[Extracted data entries]
>>>>>
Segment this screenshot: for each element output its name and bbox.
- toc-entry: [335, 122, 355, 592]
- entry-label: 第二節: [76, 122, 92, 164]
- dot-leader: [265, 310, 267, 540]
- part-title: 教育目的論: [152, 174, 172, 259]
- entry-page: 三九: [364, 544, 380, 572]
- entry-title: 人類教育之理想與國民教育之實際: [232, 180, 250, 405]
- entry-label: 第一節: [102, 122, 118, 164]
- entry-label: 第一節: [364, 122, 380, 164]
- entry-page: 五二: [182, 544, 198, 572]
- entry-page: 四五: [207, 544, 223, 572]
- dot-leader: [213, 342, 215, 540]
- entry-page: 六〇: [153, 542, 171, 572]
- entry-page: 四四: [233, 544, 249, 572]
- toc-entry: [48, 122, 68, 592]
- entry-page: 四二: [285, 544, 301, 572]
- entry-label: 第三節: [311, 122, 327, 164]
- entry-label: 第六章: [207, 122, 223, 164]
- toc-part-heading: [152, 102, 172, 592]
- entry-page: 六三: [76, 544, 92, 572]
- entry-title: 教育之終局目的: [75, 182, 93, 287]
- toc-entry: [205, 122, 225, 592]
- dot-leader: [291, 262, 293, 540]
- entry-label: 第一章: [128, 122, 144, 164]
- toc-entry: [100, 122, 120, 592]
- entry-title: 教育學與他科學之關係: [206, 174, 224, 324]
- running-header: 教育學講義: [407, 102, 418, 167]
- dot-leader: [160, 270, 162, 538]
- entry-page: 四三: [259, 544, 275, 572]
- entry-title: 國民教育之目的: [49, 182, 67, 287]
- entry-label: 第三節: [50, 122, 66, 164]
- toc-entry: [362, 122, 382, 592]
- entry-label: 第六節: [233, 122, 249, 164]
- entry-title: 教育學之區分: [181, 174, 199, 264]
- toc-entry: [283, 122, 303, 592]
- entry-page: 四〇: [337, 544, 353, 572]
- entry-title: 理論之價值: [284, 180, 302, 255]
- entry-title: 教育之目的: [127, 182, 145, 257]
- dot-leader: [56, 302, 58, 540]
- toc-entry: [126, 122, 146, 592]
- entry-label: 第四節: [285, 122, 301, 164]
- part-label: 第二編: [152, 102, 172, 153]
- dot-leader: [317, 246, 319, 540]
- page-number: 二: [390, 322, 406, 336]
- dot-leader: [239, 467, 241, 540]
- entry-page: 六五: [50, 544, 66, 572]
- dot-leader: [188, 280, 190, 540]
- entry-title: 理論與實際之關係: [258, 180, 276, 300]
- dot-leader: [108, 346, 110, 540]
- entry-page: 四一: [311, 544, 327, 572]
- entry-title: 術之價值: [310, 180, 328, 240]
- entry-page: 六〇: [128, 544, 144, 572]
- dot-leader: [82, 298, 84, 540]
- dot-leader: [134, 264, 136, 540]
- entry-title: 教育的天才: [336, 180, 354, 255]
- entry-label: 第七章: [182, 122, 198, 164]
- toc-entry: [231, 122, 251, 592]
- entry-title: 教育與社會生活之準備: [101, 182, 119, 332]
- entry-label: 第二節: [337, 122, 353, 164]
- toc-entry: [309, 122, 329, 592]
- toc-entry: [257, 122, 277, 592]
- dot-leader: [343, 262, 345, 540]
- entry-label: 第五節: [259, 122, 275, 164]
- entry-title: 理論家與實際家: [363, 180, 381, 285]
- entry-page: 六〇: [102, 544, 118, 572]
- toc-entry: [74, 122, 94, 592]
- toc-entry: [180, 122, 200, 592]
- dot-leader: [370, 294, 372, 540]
<<<<<
- **Written task**: Reproduce all of the data above verbatim, preserving every line in its original order.

- **Worked solution**:
Segment this screenshot: for each element output its name and bbox.
- toc-entry: [335, 122, 355, 592]
- entry-label: 第二節: [76, 122, 92, 164]
- dot-leader: [265, 310, 267, 540]
- part-title: 教育目的論: [152, 174, 172, 259]
- entry-page: 三九: [364, 544, 380, 572]
- entry-title: 人類教育之理想與國民教育之實際: [232, 180, 250, 405]
- entry-label: 第一節: [102, 122, 118, 164]
- entry-label: 第一節: [364, 122, 380, 164]
- entry-page: 五二: [182, 544, 198, 572]
- entry-page: 四五: [207, 544, 223, 572]
- dot-leader: [213, 342, 215, 540]
- entry-page: 六〇: [153, 542, 171, 572]
- entry-page: 四四: [233, 544, 249, 572]
- toc-entry: [48, 122, 68, 592]
- entry-page: 四二: [285, 544, 301, 572]
- entry-label: 第三節: [311, 122, 327, 164]
- entry-label: 第六章: [207, 122, 223, 164]
- toc-part-heading: [152, 102, 172, 592]
- entry-page: 六三: [76, 544, 92, 572]
- entry-title: 教育之終局目的: [75, 182, 93, 287]
- toc-entry: [205, 122, 225, 592]
- dot-leader: [291, 262, 293, 540]
- entry-label: 第一章: [128, 122, 144, 164]
- toc-entry: [100, 122, 120, 592]
- entry-title: 教育學與他科學之關係: [206, 174, 224, 324]
- running-header: 教育學講義: [407, 102, 418, 167]
- dot-leader: [160, 270, 162, 538]
- entry-page: 四三: [259, 544, 275, 572]
- entry-title: 國民教育之目的: [49, 182, 67, 287]
- entry-label: 第三節: [50, 122, 66, 164]
- toc-entry: [362, 122, 382, 592]
- entry-label: 第六節: [233, 122, 249, 164]
- entry-title: 教育學之區分: [181, 174, 199, 264]
- toc-entry: [283, 122, 303, 592]
- entry-page: 四〇: [337, 544, 353, 572]
- entry-title: 理論之價值: [284, 180, 302, 255]
- entry-title: 教育之目的: [127, 182, 145, 257]
- dot-leader: [56, 302, 58, 540]
- toc-entry: [126, 122, 146, 592]
- entry-label: 第四節: [285, 122, 301, 164]
- part-label: 第二編: [152, 102, 172, 153]
- dot-leader: [317, 246, 319, 540]
- page-number: 二: [390, 322, 406, 336]
- dot-leader: [239, 467, 241, 540]
- entry-page: 六五: [50, 544, 66, 572]
- dot-leader: [188, 280, 190, 540]
- entry-title: 理論與實際之關係: [258, 180, 276, 300]
- dot-leader: [108, 346, 110, 540]
- entry-page: 四一: [311, 544, 327, 572]
- entry-title: 術之價值: [310, 180, 328, 240]
- entry-page: 六〇: [128, 544, 144, 572]
- dot-leader: [82, 298, 84, 540]
- dot-leader: [134, 264, 136, 540]
- entry-title: 教育的天才: [336, 180, 354, 255]
- entry-label: 第七章: [182, 122, 198, 164]
- toc-entry: [231, 122, 251, 592]
- entry-title: 教育與社會生活之準備: [101, 182, 119, 332]
- entry-label: 第二節: [337, 122, 353, 164]
- toc-entry: [309, 122, 329, 592]
- toc-entry: [257, 122, 277, 592]
- dot-leader: [343, 262, 345, 540]
- entry-label: 第五節: [259, 122, 275, 164]
- entry-title: 理論家與實際家: [363, 180, 381, 285]
- entry-page: 六〇: [102, 544, 118, 572]
- toc-entry: [74, 122, 94, 592]
- toc-entry: [180, 122, 200, 592]
- dot-leader: [370, 294, 372, 540]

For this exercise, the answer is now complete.